┌──

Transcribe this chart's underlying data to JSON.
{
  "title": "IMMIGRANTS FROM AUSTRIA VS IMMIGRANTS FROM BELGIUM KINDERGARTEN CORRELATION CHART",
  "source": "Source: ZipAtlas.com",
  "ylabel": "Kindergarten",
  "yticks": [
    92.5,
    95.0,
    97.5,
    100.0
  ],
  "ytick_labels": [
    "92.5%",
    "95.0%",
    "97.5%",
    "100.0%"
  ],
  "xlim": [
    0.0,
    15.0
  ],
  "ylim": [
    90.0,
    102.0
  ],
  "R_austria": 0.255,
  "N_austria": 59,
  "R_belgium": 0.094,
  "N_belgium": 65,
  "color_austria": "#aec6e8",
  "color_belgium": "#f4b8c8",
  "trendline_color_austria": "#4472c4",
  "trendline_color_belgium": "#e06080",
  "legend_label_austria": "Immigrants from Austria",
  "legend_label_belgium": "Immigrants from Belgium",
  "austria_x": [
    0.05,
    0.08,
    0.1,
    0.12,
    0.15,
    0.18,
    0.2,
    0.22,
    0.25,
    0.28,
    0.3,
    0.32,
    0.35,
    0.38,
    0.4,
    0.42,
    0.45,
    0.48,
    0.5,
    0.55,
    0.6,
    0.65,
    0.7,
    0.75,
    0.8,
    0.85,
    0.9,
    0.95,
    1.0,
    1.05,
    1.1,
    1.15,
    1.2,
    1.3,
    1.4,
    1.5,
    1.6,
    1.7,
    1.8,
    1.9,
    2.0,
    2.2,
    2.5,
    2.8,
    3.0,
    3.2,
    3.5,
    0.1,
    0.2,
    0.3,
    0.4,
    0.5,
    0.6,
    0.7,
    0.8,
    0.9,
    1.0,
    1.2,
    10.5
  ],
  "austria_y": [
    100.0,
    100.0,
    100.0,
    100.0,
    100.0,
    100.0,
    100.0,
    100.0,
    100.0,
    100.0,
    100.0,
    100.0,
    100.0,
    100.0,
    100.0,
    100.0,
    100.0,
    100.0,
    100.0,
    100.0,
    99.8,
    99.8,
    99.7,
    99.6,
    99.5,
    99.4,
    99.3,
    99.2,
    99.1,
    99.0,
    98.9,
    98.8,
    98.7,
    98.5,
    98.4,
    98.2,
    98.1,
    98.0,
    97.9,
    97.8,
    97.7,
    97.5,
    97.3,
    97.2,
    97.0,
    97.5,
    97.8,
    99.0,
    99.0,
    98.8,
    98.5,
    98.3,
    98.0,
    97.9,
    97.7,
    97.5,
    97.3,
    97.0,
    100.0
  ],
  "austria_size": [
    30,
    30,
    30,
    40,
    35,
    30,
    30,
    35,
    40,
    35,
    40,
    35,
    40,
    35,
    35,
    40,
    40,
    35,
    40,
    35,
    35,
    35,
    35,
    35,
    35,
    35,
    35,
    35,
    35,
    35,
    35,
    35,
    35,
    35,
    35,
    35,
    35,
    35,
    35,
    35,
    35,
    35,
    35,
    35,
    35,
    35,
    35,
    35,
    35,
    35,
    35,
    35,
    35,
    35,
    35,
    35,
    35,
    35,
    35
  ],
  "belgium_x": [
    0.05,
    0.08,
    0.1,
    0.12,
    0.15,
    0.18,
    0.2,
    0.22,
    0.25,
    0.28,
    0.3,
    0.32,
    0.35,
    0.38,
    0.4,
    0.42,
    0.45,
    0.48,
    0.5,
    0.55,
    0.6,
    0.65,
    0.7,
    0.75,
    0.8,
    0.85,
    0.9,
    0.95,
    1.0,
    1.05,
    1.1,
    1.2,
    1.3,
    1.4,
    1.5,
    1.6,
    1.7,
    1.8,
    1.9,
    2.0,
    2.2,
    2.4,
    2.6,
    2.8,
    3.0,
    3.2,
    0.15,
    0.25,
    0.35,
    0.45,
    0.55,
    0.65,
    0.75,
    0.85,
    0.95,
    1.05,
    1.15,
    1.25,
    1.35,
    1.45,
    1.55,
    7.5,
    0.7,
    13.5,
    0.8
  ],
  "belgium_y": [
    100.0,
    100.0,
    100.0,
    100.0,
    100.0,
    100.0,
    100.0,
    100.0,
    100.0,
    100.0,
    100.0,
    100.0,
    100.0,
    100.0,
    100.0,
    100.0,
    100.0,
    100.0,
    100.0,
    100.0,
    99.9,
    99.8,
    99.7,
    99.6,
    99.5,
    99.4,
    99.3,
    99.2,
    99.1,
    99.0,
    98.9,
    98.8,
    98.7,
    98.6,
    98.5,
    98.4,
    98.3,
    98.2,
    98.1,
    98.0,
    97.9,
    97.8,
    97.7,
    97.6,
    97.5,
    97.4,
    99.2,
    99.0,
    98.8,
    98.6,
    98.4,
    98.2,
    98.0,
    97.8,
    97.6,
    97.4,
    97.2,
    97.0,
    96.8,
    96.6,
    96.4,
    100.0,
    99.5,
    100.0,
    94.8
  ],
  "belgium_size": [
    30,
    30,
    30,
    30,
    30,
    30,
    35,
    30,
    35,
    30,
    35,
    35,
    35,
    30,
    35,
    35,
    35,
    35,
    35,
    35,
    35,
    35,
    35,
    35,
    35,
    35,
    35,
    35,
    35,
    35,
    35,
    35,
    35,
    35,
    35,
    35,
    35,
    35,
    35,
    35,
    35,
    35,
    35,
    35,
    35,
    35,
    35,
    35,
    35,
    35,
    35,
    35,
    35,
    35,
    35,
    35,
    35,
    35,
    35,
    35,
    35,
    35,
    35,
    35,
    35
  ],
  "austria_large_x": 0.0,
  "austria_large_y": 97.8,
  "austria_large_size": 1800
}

└──

→ **Brief**:
Copy out each line exactly as written.

→ **Answer in full**:
Transcribe this chart's underlying data to JSON.
{
  "title": "IMMIGRANTS FROM AUSTRIA VS IMMIGRANTS FROM BELGIUM KINDERGARTEN CORRELATION CHART",
  "source": "Source: ZipAtlas.com",
  "ylabel": "Kindergarten",
  "yticks": [
    92.5,
    95.0,
    97.5,
    100.0
  ],
  "ytick_labels": [
    "92.5%",
    "95.0%",
    "97.5%",
    "100.0%"
  ],
  "xlim": [
    0.0,
    15.0
  ],
  "ylim": [
    90.0,
    102.0
  ],
  "R_austria": 0.255,
  "N_austria": 59,
  "R_belgium": 0.094,
  "N_belgium": 65,
  "color_austria": "#aec6e8",
  "color_belgium": "#f4b8c8",
  "trendline_color_austria": "#4472c4",
  "trendline_color_belgium": "#e06080",
  "legend_label_austria": "Immigrants from Austria",
  "legend_label_belgium": "Immigrants from Belgium",
  "austria_x": [
    0.05,
    0.08,
    0.1,
    0.12,
    0.15,
    0.18,
    0.2,
    0.22,
    0.25,
    0.28,
    0.3,
    0.32,
    0.35,
    0.38,
    0.4,
    0.42,
    0.45,
    0.48,
    0.5,
    0.55,
    0.6,
    0.65,
    0.7,
    0.75,
    0.8,
    0.85,
    0.9,
    0.95,
    1.0,
    1.05,
    1.1,
    1.15,
    1.2,
    1.3,
    1.4,
    1.5,
    1.6,
    1.7,
    1.8,
    1.9,
    2.0,
    2.2,
    2.5,
    2.8,
    3.0,
    3.2,
    3.5,
    0.1,
    0.2,
    0.3,
    0.4,
    0.5,
    0.6,
    0.7,
    0.8,
    0.9,
    1.0,
    1.2,
    10.5
  ],
  "austria_y": [
    100.0,
    100.0,
    100.0,
    100.0,
    100.0,
    100.0,
    100.0,
    100.0,
    100.0,
    100.0,
    100.0,
    100.0,
    100.0,
    100.0,
    100.0,
    100.0,
    100.0,
    100.0,
    100.0,
    100.0,
    99.8,
    99.8,
    99.7,
    99.6,
    99.5,
    99.4,
    99.3,
    99.2,
    99.1,
    99.0,
    98.9,
    98.8,
    98.7,
    98.5,
    98.4,
    98.2,
    98.1,
    98.0,
    97.9,
    97.8,
    97.7,
    97.5,
    97.3,
    97.2,
    97.0,
    97.5,
    97.8,
    99.0,
    99.0,
    98.8,
    98.5,
    98.3,
    98.0,
    97.9,
    97.7,
    97.5,
    97.3,
    97.0,
    100.0
  ],
  "austria_size": [
    30,
    30,
    30,
    40,
    35,
    30,
    30,
    35,
    40,
    35,
    40,
    35,
    40,
    35,
    35,
    40,
    40,
    35,
    40,
    35,
    35,
    35,
    35,
    35,
    35,
    35,
    35,
    35,
    35,
    35,
    35,
    35,
    35,
    35,
    35,
    35,
    35,
    35,
    35,
    35,
    35,
    35,
    35,
    35,
    35,
    35,
    35,
    35,
    35,
    35,
    35,
    35,
    35,
    35,
    35,
    35,
    35,
    35,
    35
  ],
  "belgium_x": [
    0.05,
    0.08,
    0.1,
    0.12,
    0.15,
    0.18,
    0.2,
    0.22,
    0.25,
    0.28,
    0.3,
    0.32,
    0.35,
    0.38,
    0.4,
    0.42,
    0.45,
    0.48,
    0.5,
    0.55,
    0.6,
    0.65,
    0.7,
    0.75,
    0.8,
    0.85,
    0.9,
    0.95,
    1.0,
    1.05,
    1.1,
    1.2,
    1.3,
    1.4,
    1.5,
    1.6,
    1.7,
    1.8,
    1.9,
    2.0,
    2.2,
    2.4,
    2.6,
    2.8,
    3.0,
    3.2,
    0.15,
    0.25,
    0.35,
    0.45,
    0.55,
    0.65,
    0.75,
    0.85,
    0.95,
    1.05,
    1.15,
    1.25,
    1.35,
    1.45,
    1.55,
    7.5,
    0.7,
    13.5,
    0.8
  ],
  "belgium_y": [
    100.0,
    100.0,
    100.0,
    100.0,
    100.0,
    100.0,
    100.0,
    100.0,
    100.0,
    100.0,
    100.0,
    100.0,
    100.0,
    100.0,
    100.0,
    100.0,
    100.0,
    100.0,
    100.0,
    100.0,
    99.9,
    99.8,
    99.7,
    99.6,
    99.5,
    99.4,
    99.3,
    99.2,
    99.1,
    99.0,
    98.9,
    98.8,
    98.7,
    98.6,
    98.5,
    98.4,
    98.3,
    98.2,
    98.1,
    98.0,
    97.9,
    97.8,
    97.7,
    97.6,
    97.5,
    97.4,
    99.2,
    99.0,
    98.8,
    98.6,
    98.4,
    98.2,
    98.0,
    97.8,
    97.6,
    97.4,
    97.2,
    97.0,
    96.8,
    96.6,
    96.4,
    100.0,
    99.5,
    100.0,
    94.8
  ],
  "belgium_size": [
    30,
    30,
    30,
    30,
    30,
    30,
    35,
    30,
    35,
    30,
    35,
    35,
    35,
    30,
    35,
    35,
    35,
    35,
    35,
    35,
    35,
    35,
    35,
    35,
    35,
    35,
    35,
    35,
    35,
    35,
    35,
    35,
    35,
    35,
    35,
    35,
    35,
    35,
    35,
    35,
    35,
    35,
    35,
    35,
    35,
    35,
    35,
    35,
    35,
    35,
    35,
    35,
    35,
    35,
    35,
    35,
    35,
    35,
    35,
    35,
    35,
    35,
    35,
    35,
    35
  ],
  "austria_large_x": 0.0,
  "austria_large_y": 97.8,
  "austria_large_size": 1800
}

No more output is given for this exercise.